__To be done__.
Determine the number of lines in the listing below where the string "close" occurs; answer with the number alone.

-*-*-

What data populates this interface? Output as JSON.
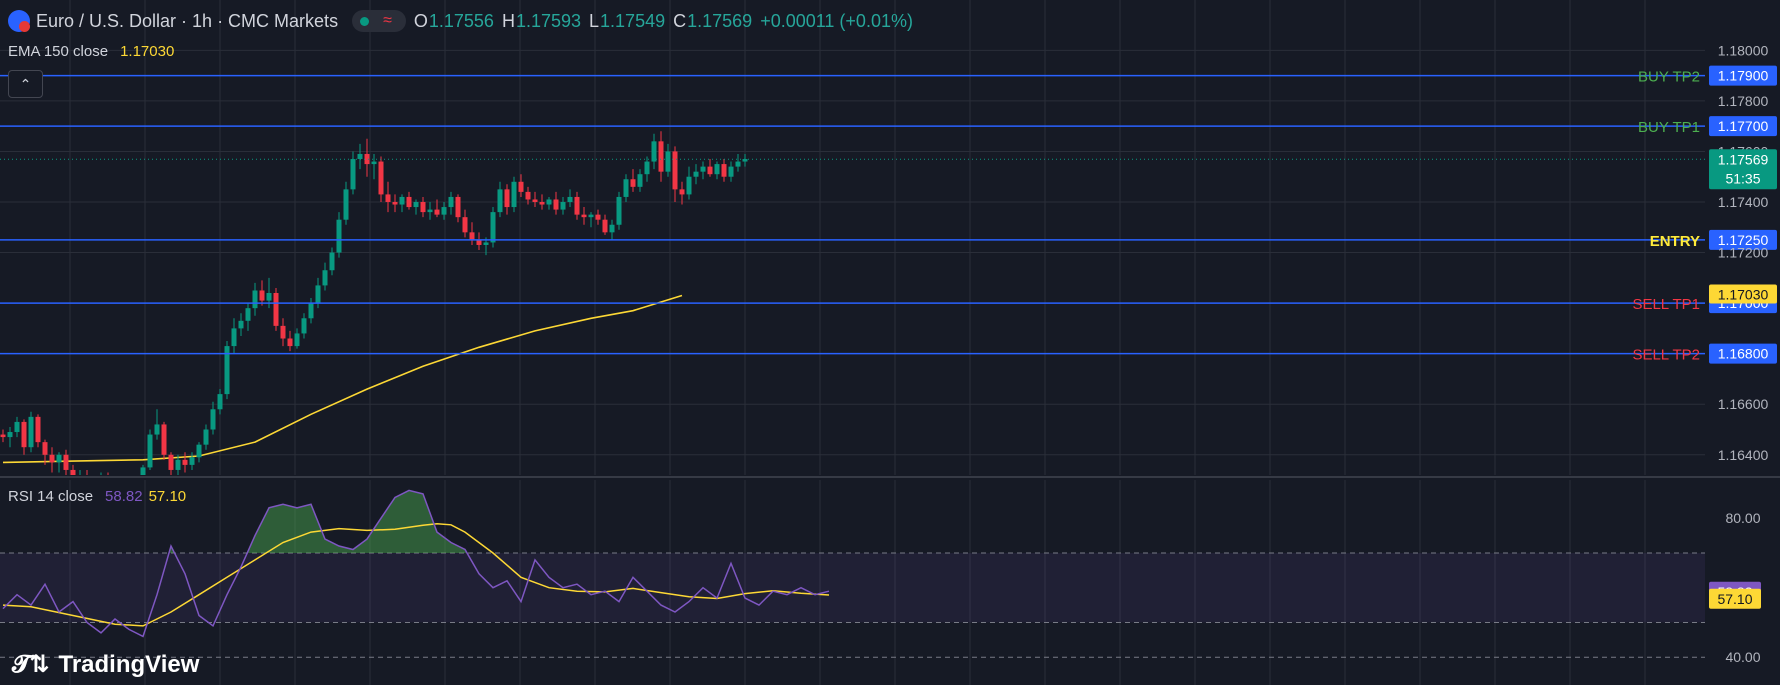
{
  "header": {
    "symbol_title": "Euro / U.S. Dollar · 1h · CMC Markets",
    "ohlc": {
      "o_label": "O",
      "o": "1.17556",
      "h_label": "H",
      "h": "1.17593",
      "l_label": "L",
      "l": "1.17549",
      "c_label": "C",
      "c": "1.17569",
      "change": "+0.00011 (+0.01%)"
    }
  },
  "indicators": {
    "ema": {
      "label": "EMA 150 close",
      "value": "1.17030"
    },
    "rsi": {
      "label": "RSI 14 close",
      "value": "58.82",
      "ma_value": "57.10"
    }
  },
  "branding": {
    "logo_text": "TradingView"
  },
  "colors": {
    "background": "#161a25",
    "grid": "#2a2e39",
    "up": "#089981",
    "down": "#f23645",
    "level_line": "#2962ff",
    "ema": "#fdd835",
    "rsi": "#7e57c2",
    "rsi_ma": "#fdd835",
    "buy_label": "#4caf50",
    "sell_label": "#f23645",
    "entry_label": "#ffeb3b"
  },
  "chart_data": [
    {
      "type": "candlestick",
      "symbol": "EUR/USD",
      "interval": "1h",
      "ylim": [
        1.1632,
        1.1812
      ],
      "y_ticks": [
        "1.18000",
        "1.17800",
        "1.17600",
        "1.17400",
        "1.17200",
        "1.16600",
        "1.16400"
      ],
      "levels": [
        {
          "name": "BUY TP2",
          "price": "1.17900",
          "value": 1.179,
          "kind": "buy"
        },
        {
          "name": "BUY TP1",
          "price": "1.17700",
          "value": 1.177,
          "kind": "buy"
        },
        {
          "name": "ENTRY",
          "price": "1.17250",
          "value": 1.1725,
          "kind": "entry"
        },
        {
          "name": "SELL TP1",
          "price": "1.17000",
          "value": 1.17,
          "kind": "sell"
        },
        {
          "name": "SELL TP2",
          "price": "1.16800",
          "value": 1.168,
          "kind": "sell"
        }
      ],
      "last_price": {
        "label": "1.17569",
        "value": 1.17569,
        "countdown": "51:35"
      },
      "ema_tag": {
        "label": "1.17030",
        "value": 1.1703
      },
      "ema_points": [
        [
          0,
          1.1637
        ],
        [
          10,
          1.16375
        ],
        [
          20,
          1.1638
        ],
        [
          28,
          1.16395
        ],
        [
          36,
          1.1645
        ],
        [
          44,
          1.1656
        ],
        [
          52,
          1.1666
        ],
        [
          60,
          1.1675
        ],
        [
          68,
          1.16825
        ],
        [
          76,
          1.1689
        ],
        [
          84,
          1.1694
        ],
        [
          90,
          1.1697
        ],
        [
          97,
          1.1703
        ]
      ],
      "candles": [
        [
          1.1648,
          1.165,
          1.1645,
          1.1647
        ],
        [
          1.1647,
          1.1651,
          1.1643,
          1.1649
        ],
        [
          1.1649,
          1.1655,
          1.1647,
          1.1653
        ],
        [
          1.1653,
          1.1654,
          1.164,
          1.1643
        ],
        [
          1.1643,
          1.1657,
          1.1641,
          1.1655
        ],
        [
          1.1655,
          1.1656,
          1.1643,
          1.1645
        ],
        [
          1.1645,
          1.1646,
          1.1636,
          1.164
        ],
        [
          1.164,
          1.1643,
          1.1633,
          1.1637
        ],
        [
          1.1637,
          1.1641,
          1.1633,
          1.164
        ],
        [
          1.164,
          1.1642,
          1.1631,
          1.1634
        ],
        [
          1.1634,
          1.1636,
          1.1629,
          1.1631
        ],
        [
          1.1631,
          1.1634,
          1.1629,
          1.1632
        ],
        [
          1.1632,
          1.1634,
          1.163,
          1.1631
        ],
        [
          1.1631,
          1.1632,
          1.1629,
          1.163
        ],
        [
          1.163,
          1.1633,
          1.1628,
          1.1631
        ],
        [
          1.1631,
          1.1633,
          1.1629,
          1.163
        ],
        [
          1.163,
          1.1632,
          1.1628,
          1.1629
        ],
        [
          1.1629,
          1.1631,
          1.1627,
          1.1628
        ],
        [
          1.1628,
          1.163,
          1.1626,
          1.1627
        ],
        [
          1.1627,
          1.1629,
          1.1625,
          1.1628
        ],
        [
          1.1628,
          1.1636,
          1.1627,
          1.1635
        ],
        [
          1.1635,
          1.165,
          1.1634,
          1.1648
        ],
        [
          1.1648,
          1.1658,
          1.1646,
          1.1652
        ],
        [
          1.1652,
          1.1653,
          1.1638,
          1.164
        ],
        [
          1.164,
          1.1641,
          1.163,
          1.1634
        ],
        [
          1.1634,
          1.164,
          1.1632,
          1.1638
        ],
        [
          1.1638,
          1.1641,
          1.1633,
          1.1636
        ],
        [
          1.1636,
          1.1641,
          1.1634,
          1.1639
        ],
        [
          1.1639,
          1.1645,
          1.1637,
          1.1644
        ],
        [
          1.1644,
          1.1652,
          1.1642,
          1.165
        ],
        [
          1.165,
          1.1661,
          1.1648,
          1.1658
        ],
        [
          1.1658,
          1.1666,
          1.1656,
          1.1664
        ],
        [
          1.1664,
          1.1685,
          1.1662,
          1.1683
        ],
        [
          1.1683,
          1.1694,
          1.168,
          1.169
        ],
        [
          1.169,
          1.1696,
          1.1687,
          1.1693
        ],
        [
          1.1693,
          1.17,
          1.1689,
          1.1698
        ],
        [
          1.1698,
          1.1708,
          1.1695,
          1.1705
        ],
        [
          1.1705,
          1.1709,
          1.1699,
          1.1701
        ],
        [
          1.1701,
          1.171,
          1.1698,
          1.1704
        ],
        [
          1.1704,
          1.1706,
          1.1689,
          1.1691
        ],
        [
          1.1691,
          1.1694,
          1.1683,
          1.1686
        ],
        [
          1.1686,
          1.1689,
          1.1681,
          1.1683
        ],
        [
          1.1683,
          1.169,
          1.1682,
          1.1688
        ],
        [
          1.1688,
          1.1696,
          1.1686,
          1.1694
        ],
        [
          1.1694,
          1.1702,
          1.1692,
          1.17
        ],
        [
          1.17,
          1.171,
          1.1698,
          1.1707
        ],
        [
          1.1707,
          1.1716,
          1.1705,
          1.1713
        ],
        [
          1.1713,
          1.1722,
          1.1711,
          1.172
        ],
        [
          1.172,
          1.1736,
          1.1718,
          1.1733
        ],
        [
          1.1733,
          1.1748,
          1.1731,
          1.1745
        ],
        [
          1.1745,
          1.176,
          1.1743,
          1.1757
        ],
        [
          1.1757,
          1.1763,
          1.1753,
          1.1759
        ],
        [
          1.1759,
          1.1765,
          1.175,
          1.1755
        ],
        [
          1.1755,
          1.1759,
          1.1749,
          1.1756
        ],
        [
          1.1756,
          1.1758,
          1.174,
          1.1743
        ],
        [
          1.1743,
          1.1748,
          1.1736,
          1.174
        ],
        [
          1.174,
          1.1743,
          1.1736,
          1.1739
        ],
        [
          1.1739,
          1.1743,
          1.1736,
          1.1742
        ],
        [
          1.1742,
          1.1744,
          1.1737,
          1.1738
        ],
        [
          1.1738,
          1.1741,
          1.1735,
          1.174
        ],
        [
          1.174,
          1.1742,
          1.1734,
          1.1736
        ],
        [
          1.1736,
          1.174,
          1.1733,
          1.1737
        ],
        [
          1.1737,
          1.1741,
          1.1734,
          1.1735
        ],
        [
          1.1735,
          1.174,
          1.1733,
          1.1738
        ],
        [
          1.1738,
          1.1744,
          1.1735,
          1.1742
        ],
        [
          1.1742,
          1.1743,
          1.1732,
          1.1734
        ],
        [
          1.1734,
          1.1737,
          1.1726,
          1.1728
        ],
        [
          1.1728,
          1.1732,
          1.1723,
          1.1725
        ],
        [
          1.1725,
          1.1728,
          1.1721,
          1.1723
        ],
        [
          1.1723,
          1.1726,
          1.1719,
          1.1724
        ],
        [
          1.1724,
          1.1738,
          1.1722,
          1.1736
        ],
        [
          1.1736,
          1.1748,
          1.1734,
          1.1745
        ],
        [
          1.1745,
          1.1747,
          1.1735,
          1.1738
        ],
        [
          1.1738,
          1.175,
          1.1736,
          1.1748
        ],
        [
          1.1748,
          1.1751,
          1.1742,
          1.1744
        ],
        [
          1.1744,
          1.1746,
          1.1739,
          1.1741
        ],
        [
          1.1741,
          1.1744,
          1.1738,
          1.174
        ],
        [
          1.174,
          1.1743,
          1.1737,
          1.1739
        ],
        [
          1.1739,
          1.1742,
          1.1737,
          1.1741
        ],
        [
          1.1741,
          1.1744,
          1.1735,
          1.1737
        ],
        [
          1.1737,
          1.1742,
          1.1735,
          1.174
        ],
        [
          1.174,
          1.1745,
          1.1738,
          1.1742
        ],
        [
          1.1742,
          1.1744,
          1.1733,
          1.1735
        ],
        [
          1.1735,
          1.1738,
          1.1731,
          1.1734
        ],
        [
          1.1734,
          1.1736,
          1.173,
          1.1735
        ],
        [
          1.1735,
          1.1737,
          1.1731,
          1.1733
        ],
        [
          1.1733,
          1.1735,
          1.1727,
          1.1728
        ],
        [
          1.1728,
          1.1733,
          1.1725,
          1.1731
        ],
        [
          1.1731,
          1.1744,
          1.1729,
          1.1742
        ],
        [
          1.1742,
          1.1751,
          1.174,
          1.1749
        ],
        [
          1.1749,
          1.1753,
          1.1744,
          1.1746
        ],
        [
          1.1746,
          1.1753,
          1.1744,
          1.1751
        ],
        [
          1.1751,
          1.1758,
          1.1748,
          1.1756
        ],
        [
          1.1756,
          1.1767,
          1.1753,
          1.1764
        ],
        [
          1.1764,
          1.1768,
          1.1748,
          1.1752
        ],
        [
          1.1752,
          1.1763,
          1.175,
          1.176
        ],
        [
          1.176,
          1.1762,
          1.174,
          1.1745
        ],
        [
          1.1745,
          1.1748,
          1.1739,
          1.1743
        ],
        [
          1.1743,
          1.1754,
          1.1741,
          1.175
        ],
        [
          1.175,
          1.1755,
          1.1747,
          1.1752
        ],
        [
          1.1752,
          1.1756,
          1.1749,
          1.1754
        ],
        [
          1.1754,
          1.1757,
          1.175,
          1.1751
        ],
        [
          1.1751,
          1.1756,
          1.1749,
          1.1755
        ],
        [
          1.1755,
          1.1757,
          1.1748,
          1.175
        ],
        [
          1.175,
          1.1756,
          1.1748,
          1.1754
        ],
        [
          1.1754,
          1.1759,
          1.1752,
          1.1756
        ],
        [
          1.1756,
          1.1759,
          1.1754,
          1.1757
        ]
      ]
    },
    {
      "type": "line",
      "name": "RSI 14",
      "ylim": [
        32,
        91
      ],
      "y_ticks": [
        "80.00",
        "40.00"
      ],
      "bands": [
        70,
        50
      ],
      "rsi_tag": {
        "label": "58.82",
        "value": 58.82
      },
      "ma_tag": {
        "label": "57.10",
        "value": 57.1
      },
      "rsi_points": [
        [
          0,
          54
        ],
        [
          2,
          58
        ],
        [
          4,
          55
        ],
        [
          6,
          61
        ],
        [
          8,
          53
        ],
        [
          10,
          56
        ],
        [
          12,
          50
        ],
        [
          14,
          47
        ],
        [
          16,
          51
        ],
        [
          18,
          48
        ],
        [
          20,
          46
        ],
        [
          22,
          58
        ],
        [
          24,
          72
        ],
        [
          26,
          64
        ],
        [
          28,
          52
        ],
        [
          30,
          49
        ],
        [
          32,
          58
        ],
        [
          34,
          66
        ],
        [
          36,
          75
        ],
        [
          38,
          83
        ],
        [
          40,
          84
        ],
        [
          42,
          83
        ],
        [
          44,
          84
        ],
        [
          46,
          74
        ],
        [
          48,
          72
        ],
        [
          50,
          71
        ],
        [
          52,
          74
        ],
        [
          54,
          80
        ],
        [
          56,
          86
        ],
        [
          58,
          88
        ],
        [
          60,
          87
        ],
        [
          62,
          76
        ],
        [
          64,
          73
        ],
        [
          66,
          71
        ],
        [
          68,
          64
        ],
        [
          70,
          60
        ],
        [
          72,
          62
        ],
        [
          74,
          56
        ],
        [
          76,
          68
        ],
        [
          78,
          63
        ],
        [
          80,
          60
        ],
        [
          82,
          61
        ],
        [
          84,
          58
        ],
        [
          86,
          59
        ],
        [
          88,
          56
        ],
        [
          90,
          63
        ],
        [
          92,
          59
        ],
        [
          94,
          55
        ],
        [
          96,
          53
        ],
        [
          98,
          56
        ],
        [
          100,
          60
        ],
        [
          102,
          57
        ],
        [
          104,
          67
        ],
        [
          106,
          57
        ],
        [
          108,
          55
        ],
        [
          110,
          59
        ],
        [
          112,
          58
        ],
        [
          114,
          60
        ],
        [
          116,
          58
        ],
        [
          118,
          59
        ]
      ],
      "ma_points": [
        [
          0,
          55
        ],
        [
          4,
          54.5
        ],
        [
          10,
          52
        ],
        [
          16,
          49.5
        ],
        [
          20,
          49
        ],
        [
          24,
          53
        ],
        [
          28,
          58
        ],
        [
          32,
          63
        ],
        [
          36,
          68
        ],
        [
          40,
          73
        ],
        [
          44,
          76
        ],
        [
          48,
          77
        ],
        [
          52,
          76.5
        ],
        [
          56,
          76.8
        ],
        [
          60,
          78
        ],
        [
          62,
          78.4
        ],
        [
          64,
          78.1
        ],
        [
          66,
          76
        ],
        [
          70,
          70
        ],
        [
          74,
          63
        ],
        [
          78,
          60
        ],
        [
          82,
          59
        ],
        [
          86,
          58.8
        ],
        [
          90,
          59.8
        ],
        [
          94,
          58.6
        ],
        [
          98,
          57.4
        ],
        [
          102,
          56.9
        ],
        [
          106,
          58.3
        ],
        [
          110,
          59.1
        ],
        [
          114,
          58.4
        ],
        [
          118,
          57.9
        ]
      ]
    }
  ]
}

-*-*-

__Right answer__.
2